## Problem to work on
Gather, from the data below, each line in which the word "init" occurs.

## Records shown
<<<<

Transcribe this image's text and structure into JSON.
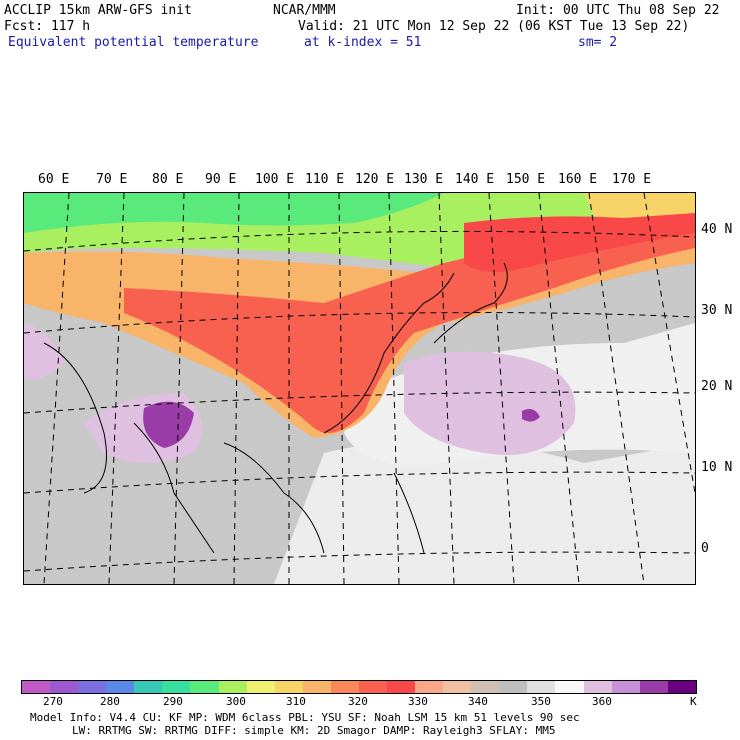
{
  "header": {
    "model": "ACCLIP 15km ARW-GFS init",
    "org": "NCAR/MMM",
    "init": "Init: 00 UTC Thu 08 Sep 22",
    "fcst": "Fcst:  117 h",
    "valid": "Valid: 21 UTC Mon 12 Sep 22 (06 KST Tue 13 Sep 22)",
    "field": "Equivalent potential temperature",
    "level": "at k-index =  51",
    "sm": "sm= 2"
  },
  "map": {
    "lon_labels": [
      "60 E",
      "70 E",
      "80 E",
      "90 E",
      "100 E",
      "110 E",
      "120 E",
      "130 E",
      "140 E",
      "150 E",
      "160 E",
      "170 E"
    ],
    "lat_labels": [
      "40 N",
      "30 N",
      "20 N",
      "10 N",
      "0"
    ]
  },
  "colorbar": {
    "colors": [
      "#c15ac7",
      "#9d5ad0",
      "#7a6ee0",
      "#5a8ae6",
      "#38c8b8",
      "#38e0a0",
      "#5aea7c",
      "#a8f060",
      "#eef070",
      "#f8d468",
      "#f8b468",
      "#f88858",
      "#f86050",
      "#f84848",
      "#f8a888",
      "#f0c0a0",
      "#d0c0b4",
      "#bebebe",
      "#e0e0e0",
      "#f8f8f8",
      "#e0c0e0",
      "#c890d8",
      "#9a3ca8",
      "#6a0080"
    ],
    "labels": [
      "270",
      "280",
      "290",
      "300",
      "310",
      "320",
      "330",
      "340",
      "350",
      "360",
      "K"
    ]
  },
  "footer": {
    "line1": "Model Info: V4.4     CU: KF      MP: WDM 6class  PBL: YSU      SF: Noah LSM     15 km   51 levels   90 sec",
    "line2": "LW: RRTMG   SW: RRTMG  DIFF: simple KM: 2D Smagor DAMP: Rayleigh3  SFLAY: MM5"
  }
}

>>>>

## Complete response
    "model": "ACCLIP 15km ARW-GFS init",
    "init": "Init: 00 UTC Thu 08 Sep 22",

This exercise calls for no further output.